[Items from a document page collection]
======
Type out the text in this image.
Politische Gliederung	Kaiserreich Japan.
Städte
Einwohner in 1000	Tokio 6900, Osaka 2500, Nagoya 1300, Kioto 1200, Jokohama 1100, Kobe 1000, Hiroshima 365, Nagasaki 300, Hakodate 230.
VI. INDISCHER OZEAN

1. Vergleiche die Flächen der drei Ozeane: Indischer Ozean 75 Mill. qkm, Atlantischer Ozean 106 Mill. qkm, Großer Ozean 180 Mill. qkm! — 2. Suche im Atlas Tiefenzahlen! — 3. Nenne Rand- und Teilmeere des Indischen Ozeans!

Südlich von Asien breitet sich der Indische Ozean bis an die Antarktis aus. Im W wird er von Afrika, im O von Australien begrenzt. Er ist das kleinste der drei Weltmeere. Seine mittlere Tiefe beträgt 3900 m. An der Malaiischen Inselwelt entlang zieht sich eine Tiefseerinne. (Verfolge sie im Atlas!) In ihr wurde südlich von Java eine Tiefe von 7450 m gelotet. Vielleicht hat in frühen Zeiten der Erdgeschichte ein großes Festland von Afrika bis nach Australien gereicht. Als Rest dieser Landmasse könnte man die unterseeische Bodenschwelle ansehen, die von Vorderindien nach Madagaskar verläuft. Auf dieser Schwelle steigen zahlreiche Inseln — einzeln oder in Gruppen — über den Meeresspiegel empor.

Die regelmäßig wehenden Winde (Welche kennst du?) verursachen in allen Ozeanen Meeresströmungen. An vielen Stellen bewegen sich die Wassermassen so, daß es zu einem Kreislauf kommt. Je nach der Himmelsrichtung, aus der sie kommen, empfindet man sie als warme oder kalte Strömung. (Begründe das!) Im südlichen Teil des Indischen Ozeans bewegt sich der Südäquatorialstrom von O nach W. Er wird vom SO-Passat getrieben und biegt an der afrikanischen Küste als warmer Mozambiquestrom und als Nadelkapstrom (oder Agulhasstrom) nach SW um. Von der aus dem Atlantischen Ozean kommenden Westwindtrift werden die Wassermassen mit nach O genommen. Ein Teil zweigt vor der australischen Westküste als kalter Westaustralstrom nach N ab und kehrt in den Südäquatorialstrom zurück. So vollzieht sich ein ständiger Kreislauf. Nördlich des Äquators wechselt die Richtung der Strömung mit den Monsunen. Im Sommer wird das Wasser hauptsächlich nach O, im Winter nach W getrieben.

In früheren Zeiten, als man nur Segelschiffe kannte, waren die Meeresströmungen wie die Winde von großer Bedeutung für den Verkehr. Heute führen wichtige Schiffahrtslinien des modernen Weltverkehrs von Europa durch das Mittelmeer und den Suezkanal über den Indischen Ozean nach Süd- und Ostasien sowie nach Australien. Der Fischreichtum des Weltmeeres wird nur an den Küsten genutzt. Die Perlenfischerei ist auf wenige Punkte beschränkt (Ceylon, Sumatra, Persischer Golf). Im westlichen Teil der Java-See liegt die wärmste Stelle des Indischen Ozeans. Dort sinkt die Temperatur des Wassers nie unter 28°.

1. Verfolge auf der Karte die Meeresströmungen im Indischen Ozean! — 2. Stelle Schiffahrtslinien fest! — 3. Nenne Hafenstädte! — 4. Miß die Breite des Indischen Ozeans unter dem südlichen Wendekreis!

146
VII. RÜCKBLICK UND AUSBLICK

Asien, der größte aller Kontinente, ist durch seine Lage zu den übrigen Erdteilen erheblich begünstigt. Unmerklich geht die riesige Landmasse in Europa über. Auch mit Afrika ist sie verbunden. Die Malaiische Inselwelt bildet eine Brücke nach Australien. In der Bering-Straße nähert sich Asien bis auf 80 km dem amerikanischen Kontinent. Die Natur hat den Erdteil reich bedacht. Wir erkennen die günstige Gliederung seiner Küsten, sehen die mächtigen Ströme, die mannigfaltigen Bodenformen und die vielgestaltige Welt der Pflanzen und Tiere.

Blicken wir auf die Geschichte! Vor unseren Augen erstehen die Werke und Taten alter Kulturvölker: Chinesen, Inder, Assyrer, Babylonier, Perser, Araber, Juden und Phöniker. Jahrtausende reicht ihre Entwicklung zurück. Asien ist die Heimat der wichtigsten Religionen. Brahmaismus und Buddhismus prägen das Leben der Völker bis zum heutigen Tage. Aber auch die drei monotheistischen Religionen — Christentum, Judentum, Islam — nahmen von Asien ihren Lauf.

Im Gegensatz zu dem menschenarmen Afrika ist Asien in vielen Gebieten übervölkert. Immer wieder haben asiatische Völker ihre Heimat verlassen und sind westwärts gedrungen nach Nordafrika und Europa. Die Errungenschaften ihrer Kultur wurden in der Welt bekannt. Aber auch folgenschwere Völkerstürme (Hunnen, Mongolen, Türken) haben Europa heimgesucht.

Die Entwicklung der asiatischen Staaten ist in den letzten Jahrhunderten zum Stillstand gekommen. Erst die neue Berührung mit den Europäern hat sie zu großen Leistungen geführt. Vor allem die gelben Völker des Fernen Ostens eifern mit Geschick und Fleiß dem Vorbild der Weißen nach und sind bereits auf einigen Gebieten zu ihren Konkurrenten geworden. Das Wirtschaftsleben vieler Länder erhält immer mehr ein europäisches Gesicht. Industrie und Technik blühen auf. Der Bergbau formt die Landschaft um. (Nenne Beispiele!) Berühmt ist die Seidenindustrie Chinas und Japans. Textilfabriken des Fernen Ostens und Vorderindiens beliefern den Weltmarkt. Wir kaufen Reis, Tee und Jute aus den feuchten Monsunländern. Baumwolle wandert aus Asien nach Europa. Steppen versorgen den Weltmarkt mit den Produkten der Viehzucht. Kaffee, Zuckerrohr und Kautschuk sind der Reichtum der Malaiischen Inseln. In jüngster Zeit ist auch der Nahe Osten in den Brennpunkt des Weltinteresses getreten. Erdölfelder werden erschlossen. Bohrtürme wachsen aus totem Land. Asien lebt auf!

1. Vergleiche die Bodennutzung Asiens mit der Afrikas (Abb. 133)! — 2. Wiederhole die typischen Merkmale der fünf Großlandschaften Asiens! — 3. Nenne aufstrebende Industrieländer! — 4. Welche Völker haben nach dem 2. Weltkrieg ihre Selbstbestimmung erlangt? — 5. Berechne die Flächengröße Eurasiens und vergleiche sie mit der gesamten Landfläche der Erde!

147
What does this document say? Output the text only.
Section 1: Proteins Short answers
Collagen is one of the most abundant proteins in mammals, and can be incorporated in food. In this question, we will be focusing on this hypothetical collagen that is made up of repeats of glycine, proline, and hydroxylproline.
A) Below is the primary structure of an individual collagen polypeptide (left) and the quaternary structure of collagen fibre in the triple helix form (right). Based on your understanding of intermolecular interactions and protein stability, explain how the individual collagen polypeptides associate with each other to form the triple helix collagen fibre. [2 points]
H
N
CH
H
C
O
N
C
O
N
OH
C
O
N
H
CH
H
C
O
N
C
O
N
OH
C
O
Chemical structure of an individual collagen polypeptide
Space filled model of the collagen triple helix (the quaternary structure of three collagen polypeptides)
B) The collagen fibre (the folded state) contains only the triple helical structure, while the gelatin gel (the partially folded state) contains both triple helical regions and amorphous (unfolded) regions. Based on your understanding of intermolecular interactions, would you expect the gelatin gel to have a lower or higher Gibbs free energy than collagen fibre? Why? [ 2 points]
======
## [Task prompt]
The line with "What does this" and every line after it up to the end of the entries: output those exactly, and only those.

## [Exercise response]
What does this document say? Output the text only.
Section 1: Proteins Short answers
Collagen is one of the most abundant proteins in mammals, and can be incorporated in food. In this question, we will be focusing on this hypothetical collagen that is made up of repeats of glycine, proline, and hydroxylproline.
A) Below is the primary structure of an individual collagen polypeptide (left) and the quaternary structure of collagen fibre in the triple helix form (right). Based on your understanding of intermolecular interactions and protein stability, explain how the individual collagen polypeptides associate with each other to form the triple helix collagen fibre. [2 points]
H
N
CH
H
C
O
N
C
O
N
OH
C
O
N
H
CH
H
C
O
N
C
O
N
OH
C
O
Chemical structure of an individual collagen polypeptide
Space filled model of the collagen triple helix (the quaternary structure of three collagen polypeptides)
B) The collagen fibre (the folded state) contains only the triple helical structure, while the gelatin gel (the partially folded state) contains both triple helical regions and amorphous (unfolded) regions. Based on your understanding of intermolecular interactions, would you expect the gelatin gel to have a lower or higher Gibbs free energy than collagen fibre? Why? [ 2 points]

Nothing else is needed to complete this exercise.